◆ What this task involves
The data must be written out once more, precisely as given.

◆ Records provided
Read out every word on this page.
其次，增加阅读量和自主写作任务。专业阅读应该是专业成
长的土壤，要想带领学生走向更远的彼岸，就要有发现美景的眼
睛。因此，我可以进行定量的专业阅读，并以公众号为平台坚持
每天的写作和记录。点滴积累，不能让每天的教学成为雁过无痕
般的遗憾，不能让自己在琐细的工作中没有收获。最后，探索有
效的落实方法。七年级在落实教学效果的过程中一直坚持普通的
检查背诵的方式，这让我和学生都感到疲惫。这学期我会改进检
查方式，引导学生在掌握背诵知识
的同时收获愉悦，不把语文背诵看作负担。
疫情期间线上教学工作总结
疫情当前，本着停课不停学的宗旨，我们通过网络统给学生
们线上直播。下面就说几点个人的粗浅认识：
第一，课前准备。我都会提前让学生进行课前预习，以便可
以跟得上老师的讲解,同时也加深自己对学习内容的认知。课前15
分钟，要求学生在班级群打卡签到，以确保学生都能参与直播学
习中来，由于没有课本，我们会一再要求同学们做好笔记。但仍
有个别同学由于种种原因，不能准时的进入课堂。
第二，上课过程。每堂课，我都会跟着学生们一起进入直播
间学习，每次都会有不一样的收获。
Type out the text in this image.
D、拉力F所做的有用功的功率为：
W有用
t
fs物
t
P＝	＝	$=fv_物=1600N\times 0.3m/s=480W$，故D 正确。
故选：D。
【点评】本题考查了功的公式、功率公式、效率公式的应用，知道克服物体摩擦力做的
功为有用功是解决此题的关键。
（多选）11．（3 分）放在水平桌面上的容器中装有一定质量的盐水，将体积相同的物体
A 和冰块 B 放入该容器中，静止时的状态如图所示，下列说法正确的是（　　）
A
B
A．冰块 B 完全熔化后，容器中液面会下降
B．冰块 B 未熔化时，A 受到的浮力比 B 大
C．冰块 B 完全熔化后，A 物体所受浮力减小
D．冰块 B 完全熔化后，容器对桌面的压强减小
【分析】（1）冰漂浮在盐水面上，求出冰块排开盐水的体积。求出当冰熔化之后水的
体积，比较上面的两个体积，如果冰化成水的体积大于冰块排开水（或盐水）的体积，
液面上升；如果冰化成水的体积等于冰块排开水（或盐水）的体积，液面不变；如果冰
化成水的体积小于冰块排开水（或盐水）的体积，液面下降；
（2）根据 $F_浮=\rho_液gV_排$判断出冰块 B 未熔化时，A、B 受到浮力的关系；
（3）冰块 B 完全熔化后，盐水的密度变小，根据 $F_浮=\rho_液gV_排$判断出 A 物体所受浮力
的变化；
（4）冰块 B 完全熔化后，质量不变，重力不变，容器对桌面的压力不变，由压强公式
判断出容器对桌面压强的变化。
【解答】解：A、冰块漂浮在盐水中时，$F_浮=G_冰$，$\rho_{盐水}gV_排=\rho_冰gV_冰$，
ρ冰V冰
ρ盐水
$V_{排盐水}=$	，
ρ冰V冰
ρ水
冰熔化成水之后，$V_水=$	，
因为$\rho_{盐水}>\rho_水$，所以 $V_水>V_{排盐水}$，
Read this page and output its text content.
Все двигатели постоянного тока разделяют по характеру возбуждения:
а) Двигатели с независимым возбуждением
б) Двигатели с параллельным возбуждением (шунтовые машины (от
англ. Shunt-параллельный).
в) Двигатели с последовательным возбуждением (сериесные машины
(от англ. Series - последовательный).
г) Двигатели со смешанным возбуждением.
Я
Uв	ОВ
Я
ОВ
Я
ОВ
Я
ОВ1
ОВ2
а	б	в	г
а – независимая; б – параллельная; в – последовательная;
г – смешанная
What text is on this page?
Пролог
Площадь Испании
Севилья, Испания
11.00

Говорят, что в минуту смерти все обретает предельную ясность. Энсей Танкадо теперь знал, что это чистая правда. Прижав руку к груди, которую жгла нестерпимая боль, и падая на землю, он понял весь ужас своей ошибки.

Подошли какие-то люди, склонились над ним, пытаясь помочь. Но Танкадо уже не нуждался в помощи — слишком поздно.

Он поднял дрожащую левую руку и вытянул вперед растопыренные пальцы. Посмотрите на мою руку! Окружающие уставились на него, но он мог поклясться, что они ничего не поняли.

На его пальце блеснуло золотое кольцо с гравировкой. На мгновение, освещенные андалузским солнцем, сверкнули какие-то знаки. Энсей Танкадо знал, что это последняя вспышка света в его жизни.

◆ Output for this task
Read out every word on this page.
其次，增加阅读量和自主写作任务。专业阅读应该是专业成
长的土壤，要想带领学生走向更远的彼岸，就要有发现美景的眼
睛。因此，我可以进行定量的专业阅读，并以公众号为平台坚持
每天的写作和记录。点滴积累，不能让每天的教学成为雁过无痕
般的遗憾，不能让自己在琐细的工作中没有收获。最后，探索有
效的落实方法。七年级在落实教学效果的过程中一直坚持普通的
检查背诵的方式，这让我和学生都感到疲惫。这学期我会改进检
查方式，引导学生在掌握背诵知识
的同时收获愉悦，不把语文背诵看作负担。
疫情期间线上教学工作总结
疫情当前，本着停课不停学的宗旨，我们通过网络统给学生
们线上直播。下面就说几点个人的粗浅认识：
第一，课前准备。我都会提前让学生进行课前预习，以便可
以跟得上老师的讲解,同时也加深自己对学习内容的认知。课前15
分钟，要求学生在班级群打卡签到，以确保学生都能参与直播学
习中来，由于没有课本，我们会一再要求同学们做好笔记。但仍
有个别同学由于种种原因，不能准时的进入课堂。
第二，上课过程。每堂课，我都会跟着学生们一起进入直播
间学习，每次都会有不一样的收获。
Type out the text in this image.
D、拉力F所做的有用功的功率为：
W有用
t
fs物
t
P＝	＝	$=fv_物=1600N\times 0.3m/s=480W$，故D 正确。
故选：D。
【点评】本题考查了功的公式、功率公式、效率公式的应用，知道克服物体摩擦力做的
功为有用功是解决此题的关键。
（多选）11．（3 分）放在水平桌面上的容器中装有一定质量的盐水，将体积相同的物体
A 和冰块 B 放入该容器中，静止时的状态如图所示，下列说法正确的是（　　）
A
B
A．冰块 B 完全熔化后，容器中液面会下降
B．冰块 B 未熔化时，A 受到的浮力比 B 大
C．冰块 B 完全熔化后，A 物体所受浮力减小
D．冰块 B 完全熔化后，容器对桌面的压强减小
【分析】（1）冰漂浮在盐水面上，求出冰块排开盐水的体积。求出当冰熔化之后水的
体积，比较上面的两个体积，如果冰化成水的体积大于冰块排开水（或盐水）的体积，
液面上升；如果冰化成水的体积等于冰块排开水（或盐水）的体积，液面不变；如果冰
化成水的体积小于冰块排开水（或盐水）的体积，液面下降；
（2）根据 $F_浮=\rho_液gV_排$判断出冰块 B 未熔化时，A、B 受到浮力的关系；
（3）冰块 B 完全熔化后，盐水的密度变小，根据 $F_浮=\rho_液gV_排$判断出 A 物体所受浮力
的变化；
（4）冰块 B 完全熔化后，质量不变，重力不变，容器对桌面的压力不变，由压强公式
判断出容器对桌面压强的变化。
【解答】解：A、冰块漂浮在盐水中时，$F_浮=G_冰$，$\rho_{盐水}gV_排=\rho_冰gV_冰$，
ρ冰V冰
ρ盐水
$V_{排盐水}=$	，
ρ冰V冰
ρ水
冰熔化成水之后，$V_水=$	，
因为$\rho_{盐水}>\rho_水$，所以 $V_水>V_{排盐水}$，
Read this page and output its text content.
Все двигатели постоянного тока разделяют по характеру возбуждения:
а) Двигатели с независимым возбуждением
б) Двигатели с параллельным возбуждением (шунтовые машины (от
англ. Shunt-параллельный).
в) Двигатели с последовательным возбуждением (сериесные машины
(от англ. Series - последовательный).
г) Двигатели со смешанным возбуждением.
Я
Uв	ОВ
Я
ОВ
Я
ОВ
Я
ОВ1
ОВ2
а	б	в	г
а – независимая; б – параллельная; в – последовательная;
г – смешанная
What text is on this page?
Пролог
Площадь Испании
Севилья, Испания
11.00

Говорят, что в минуту смерти все обретает предельную ясность. Энсей Танкадо теперь знал, что это чистая правда. Прижав руку к груди, которую жгла нестерпимая боль, и падая на землю, он понял весь ужас своей ошибки.

Подошли какие-то люди, склонились над ним, пытаясь помочь. Но Танкадо уже не нуждался в помощи — слишком поздно.

Он поднял дрожащую левую руку и вытянул вперед растопыренные пальцы. Посмотрите на мою руку! Окружающие уставились на него, но он мог поклясться, что они ничего не поняли.

На его пальце блеснуло золотое кольцо с гравировкой. На мгновение, освещенные андалузским солнцем, сверкнули какие-то знаки. Энсей Танкадо знал, что это последняя вспышка света в его жизни.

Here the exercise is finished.